> _Written problem_: Print the entire listing. Each line must match the original exactly.

(Records from a dataset)
=====

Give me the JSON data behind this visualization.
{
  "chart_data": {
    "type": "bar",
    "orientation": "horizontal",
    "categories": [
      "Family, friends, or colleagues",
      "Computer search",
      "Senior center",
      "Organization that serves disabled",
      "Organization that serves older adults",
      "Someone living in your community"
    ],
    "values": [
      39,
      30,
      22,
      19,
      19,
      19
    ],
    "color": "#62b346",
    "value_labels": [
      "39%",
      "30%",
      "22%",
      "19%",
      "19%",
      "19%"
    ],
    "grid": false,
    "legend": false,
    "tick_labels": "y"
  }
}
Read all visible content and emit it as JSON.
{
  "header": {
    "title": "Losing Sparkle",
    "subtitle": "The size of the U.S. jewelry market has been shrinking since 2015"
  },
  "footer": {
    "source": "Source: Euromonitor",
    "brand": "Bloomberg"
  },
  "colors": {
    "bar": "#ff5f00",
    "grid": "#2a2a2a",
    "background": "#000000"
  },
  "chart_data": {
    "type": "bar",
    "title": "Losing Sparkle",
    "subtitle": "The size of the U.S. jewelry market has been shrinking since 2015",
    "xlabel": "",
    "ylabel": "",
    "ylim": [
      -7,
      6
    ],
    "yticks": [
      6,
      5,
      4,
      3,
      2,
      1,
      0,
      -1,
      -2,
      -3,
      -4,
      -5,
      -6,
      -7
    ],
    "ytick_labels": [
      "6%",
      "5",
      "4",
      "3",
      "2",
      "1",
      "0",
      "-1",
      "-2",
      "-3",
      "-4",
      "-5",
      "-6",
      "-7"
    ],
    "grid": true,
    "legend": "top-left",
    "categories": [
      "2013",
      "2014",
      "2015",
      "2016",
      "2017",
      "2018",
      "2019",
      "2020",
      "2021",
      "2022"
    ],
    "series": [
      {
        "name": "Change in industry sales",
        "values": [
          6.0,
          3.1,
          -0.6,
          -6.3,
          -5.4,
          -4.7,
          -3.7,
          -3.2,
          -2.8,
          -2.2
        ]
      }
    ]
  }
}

=====

> _Answer for this exercise_:
Give me the JSON data behind this visualization.
{
  "chart_data": {
    "type": "bar",
    "orientation": "horizontal",
    "categories": [
      "Family, friends, or colleagues",
      "Computer search",
      "Senior center",
      "Organization that serves disabled",
      "Organization that serves older adults",
      "Someone living in your community"
    ],
    "values": [
      39,
      30,
      22,
      19,
      19,
      19
    ],
    "color": "#62b346",
    "value_labels": [
      "39%",
      "30%",
      "22%",
      "19%",
      "19%",
      "19%"
    ],
    "grid": false,
    "legend": false,
    "tick_labels": "y"
  }
}
Read all visible content and emit it as JSON.
{
  "header": {
    "title": "Losing Sparkle",
    "subtitle": "The size of the U.S. jewelry market has been shrinking since 2015"
  },
  "footer": {
    "source": "Source: Euromonitor",
    "brand": "Bloomberg"
  },
  "colors": {
    "bar": "#ff5f00",
    "grid": "#2a2a2a",
    "background": "#000000"
  },
  "chart_data": {
    "type": "bar",
    "title": "Losing Sparkle",
    "subtitle": "The size of the U.S. jewelry market has been shrinking since 2015",
    "xlabel": "",
    "ylabel": "",
    "ylim": [
      -7,
      6
    ],
    "yticks": [
      6,
      5,
      4,
      3,
      2,
      1,
      0,
      -1,
      -2,
      -3,
      -4,
      -5,
      -6,
      -7
    ],
    "ytick_labels": [
      "6%",
      "5",
      "4",
      "3",
      "2",
      "1",
      "0",
      "-1",
      "-2",
      "-3",
      "-4",
      "-5",
      "-6",
      "-7"
    ],
    "grid": true,
    "legend": "top-left",
    "categories": [
      "2013",
      "2014",
      "2015",
      "2016",
      "2017",
      "2018",
      "2019",
      "2020",
      "2021",
      "2022"
    ],
    "series": [
      {
        "name": "Change in industry sales",
        "values": [
          6.0,
          3.1,
          -0.6,
          -6.3,
          -5.4,
          -4.7,
          -3.7,
          -3.2,
          -2.8,
          -2.2
        ]
      }
    ]
  }
}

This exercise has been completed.